┏━━
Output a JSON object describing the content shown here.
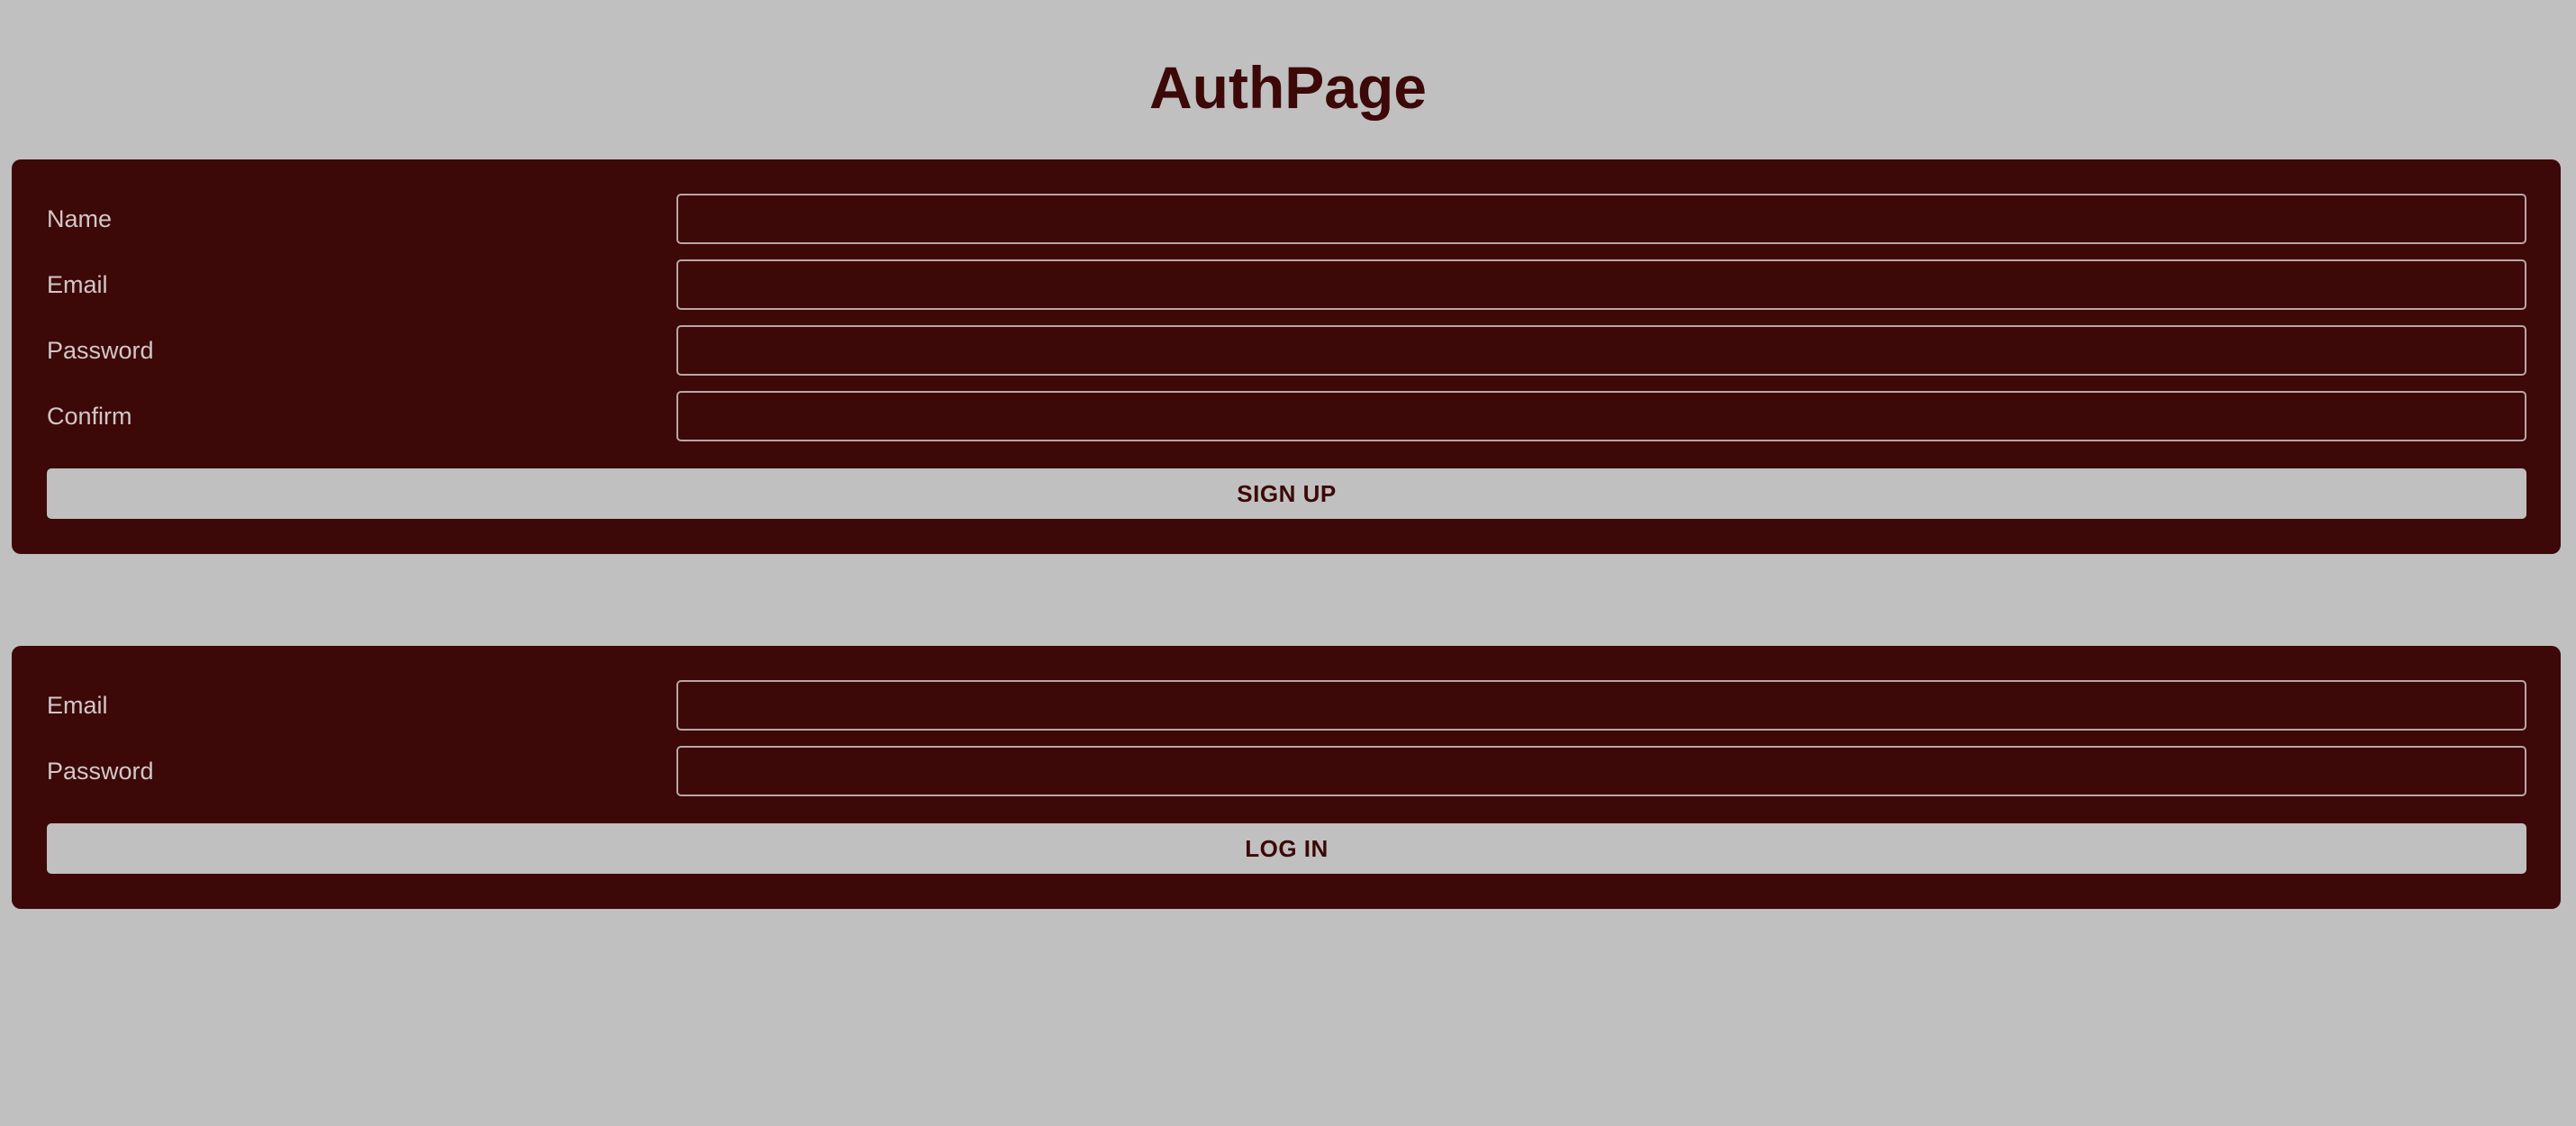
{
  "page": {
    "title": "AuthPage"
  },
  "colors": {
    "background": "#c0c0c0",
    "panel": "#3d0808",
    "label_text": "#d2c7c7",
    "input_border": "#b9a6a6",
    "button_background": "#c0c0c0",
    "button_text": "#3d0808"
  },
  "signup": {
    "fields": [
      {
        "label": "Name",
        "value": "",
        "placeholder": ""
      },
      {
        "label": "Email",
        "value": "",
        "placeholder": ""
      },
      {
        "label": "Password",
        "value": "",
        "placeholder": ""
      },
      {
        "label": "Confirm",
        "value": "",
        "placeholder": ""
      }
    ],
    "button_label": "SIGN UP"
  },
  "login": {
    "fields": [
      {
        "label": "Email",
        "value": "",
        "placeholder": ""
      },
      {
        "label": "Password",
        "value": "",
        "placeholder": ""
      }
    ],
    "button_label": "LOG IN"
  }
}
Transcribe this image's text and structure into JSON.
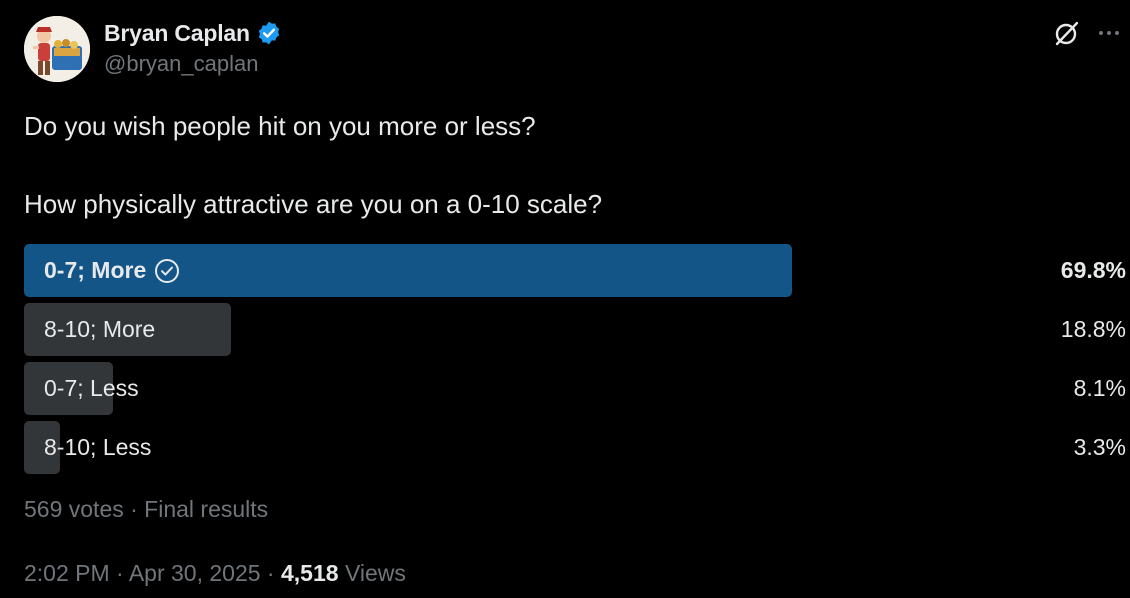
{
  "author": {
    "display_name": "Bryan Caplan",
    "handle": "@bryan_caplan",
    "verified": true,
    "verified_color": "#1d9bf0"
  },
  "header_icons": {
    "grok": "grok-icon",
    "more": "more-icon"
  },
  "tweet": {
    "lines": [
      "Do you wish people hit on you more or less?",
      "",
      "How physically attractive are you on a 0-10 scale?"
    ]
  },
  "poll": {
    "options": [
      {
        "label": "0-7; More",
        "percent_text": "69.8%",
        "percent": 69.8,
        "winner": true
      },
      {
        "label": "8-10; More",
        "percent_text": "18.8%",
        "percent": 18.8,
        "winner": false
      },
      {
        "label": "0-7; Less",
        "percent_text": "8.1%",
        "percent": 8.1,
        "winner": false
      },
      {
        "label": "8-10; Less",
        "percent_text": "3.3%",
        "percent": 3.3,
        "winner": false
      }
    ],
    "footer": "569 votes · Final results",
    "colors": {
      "winner_bar": "#135587",
      "other_bar": "#333639"
    }
  },
  "meta": {
    "time": "2:02 PM",
    "separator": " · ",
    "date": "Apr 30, 2025",
    "views_count": "4,518",
    "views_label": "Views"
  }
}
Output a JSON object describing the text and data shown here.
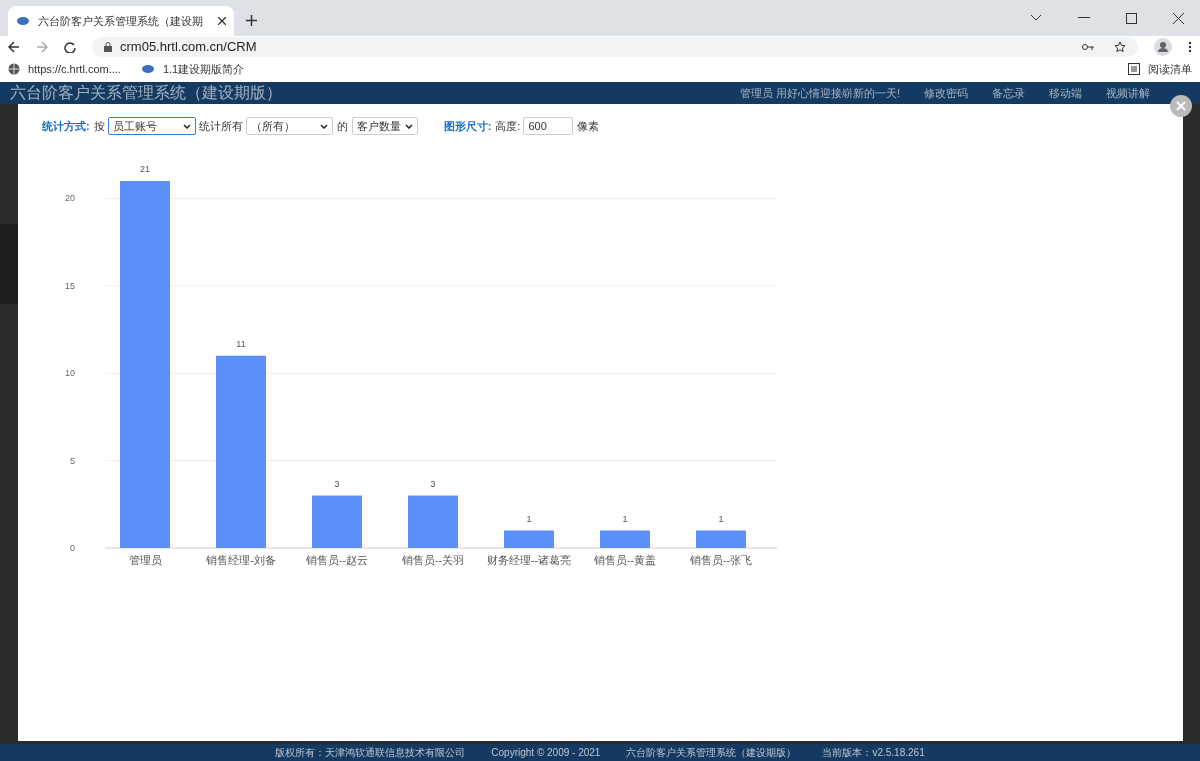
{
  "browser": {
    "tab_title": "六台阶客户关系管理系统（建设期",
    "url": "crm05.hrtl.com.cn/CRM",
    "bookmarks": [
      "https://c.hrtl.com....",
      "1.1建设期版简介"
    ],
    "reading_list": "阅读清单"
  },
  "app_header": {
    "title": "六台阶客户关系管理系统（建设期版）",
    "nav": [
      "管理员 用好心情迎接崭新的一天!",
      "修改密码",
      "备忘录",
      "移动端",
      "视频讲解"
    ]
  },
  "toolbar": {
    "stat_label": "统计方式:",
    "by": "按",
    "group_select": "员工账号",
    "count_all": "统计所有",
    "filter_select": "（所有）",
    "of": "的",
    "measure_select": "客户数量",
    "size_label": "图形尺寸:",
    "height_label": "高度:",
    "height_value": "600",
    "unit": "像素"
  },
  "chart_data": {
    "type": "bar",
    "categories": [
      "管理员",
      "销售经理-刘备",
      "销售员--赵云",
      "销售员--关羽",
      "财务经理--诸葛亮",
      "销售员--黄盖",
      "销售员--张飞"
    ],
    "series": [
      {
        "color": "#5b8ff9",
        "values": [
          21,
          11,
          3,
          3,
          1,
          1,
          1
        ]
      }
    ],
    "ylim": [
      0,
      21
    ],
    "yticks": [
      0,
      5,
      10,
      15,
      20
    ],
    "grid": true,
    "data_labels": true
  },
  "footer": [
    "版权所有：天津鸿软通联信息技术有限公司",
    "Copyright © 2009 - 2021",
    "六台阶客户关系管理系统（建设期版）",
    "当前版本：v2.5.18.261"
  ]
}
┗━━
- **WRITTEN PROBLEM**: Pull out every line in the data above that has the word "hrtl".

- **COMPLETE ANSWER**:
    "url": "crm05.hrtl.com.cn/CRM",
      "https://c.hrtl.com....",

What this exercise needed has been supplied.